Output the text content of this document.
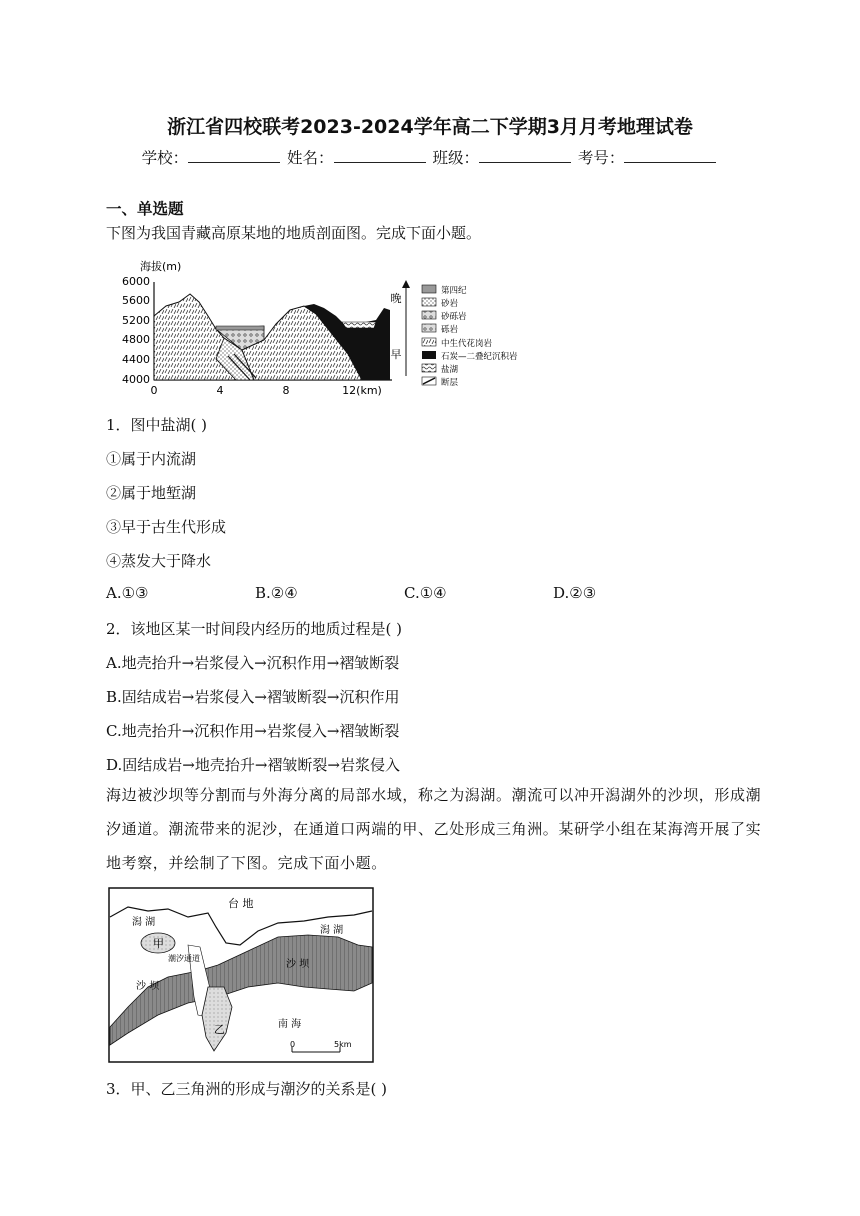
浙江省四校联考2023-2024学年高二下学期3月月考地理试卷
学校：	姓名：	班级：	考号：
一、单选题
下图为我国青藏高原某地的地质剖面图。完成下面小题。
海拔(m)
6000
5600
5200
4800
4400
4000
0	4	8	12(km)
晚
早
第四纪
砂岩
砂砾岩
砾岩
中生代花岗岩
石炭—二叠纪沉积岩
盐湖
断层
1．图中盐湖( )
①属于内流湖
②属于地堑湖
③早于古生代形成
④蒸发大于降水
A.①③	B.②④	C.①④	D.②③
2．该地区某一时间段内经历的地质过程是( )
A.地壳抬升→岩浆侵入→沉积作用→褶皱断裂
B.固结成岩→岩浆侵入→褶皱断裂→沉积作用
C.地壳抬升→沉积作用→岩浆侵入→褶皱断裂
D.固结成岩→地壳抬升→褶皱断裂→岩浆侵入
海边被沙坝等分割而与外海分离的局部水域，称之为潟湖。潮流可以冲开潟湖外的沙坝，形成潮汐通道。潮流带来的泥沙，在通道口两端的甲、乙处形成三角洲。某研学小组在某海湾开展了实地考察，并绘制了下图。完成下面小题。
台 地
潟 湖
潟 湖
甲
乙
沙 坝
沙 坝
潮汐通道
南 海
0	5km
3．甲、乙三角洲的形成与潮汐的关系是( )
^^^^
**Challenge:** Your task is to reproduce all of the material exactly. The pictures stay out.

**Solution to the exercise:**
Output the text content of this document.
浙江省四校联考2023-2024学年高二下学期3月月考地理试卷
学校：	姓名：	班级：	考号：
一、单选题
下图为我国青藏高原某地的地质剖面图。完成下面小题。
海拔(m)
6000
5600
5200
4800
4400
4000
0	4	8	12(km)
晚
早
第四纪
砂岩
砂砾岩
砾岩
中生代花岗岩
石炭—二叠纪沉积岩
盐湖
断层
1．图中盐湖( )
①属于内流湖
②属于地堑湖
③早于古生代形成
④蒸发大于降水
A.①③	B.②④	C.①④	D.②③
2．该地区某一时间段内经历的地质过程是( )
A.地壳抬升→岩浆侵入→沉积作用→褶皱断裂
B.固结成岩→岩浆侵入→褶皱断裂→沉积作用
C.地壳抬升→沉积作用→岩浆侵入→褶皱断裂
D.固结成岩→地壳抬升→褶皱断裂→岩浆侵入
海边被沙坝等分割而与外海分离的局部水域，称之为潟湖。潮流可以冲开潟湖外的沙坝，形成潮汐通道。潮流带来的泥沙，在通道口两端的甲、乙处形成三角洲。某研学小组在某海湾开展了实地考察，并绘制了下图。完成下面小题。
台 地
潟 湖
潟 湖
甲
乙
沙 坝
沙 坝
潮汐通道
南 海
0	5km
3．甲、乙三角洲的形成与潮汐的关系是( )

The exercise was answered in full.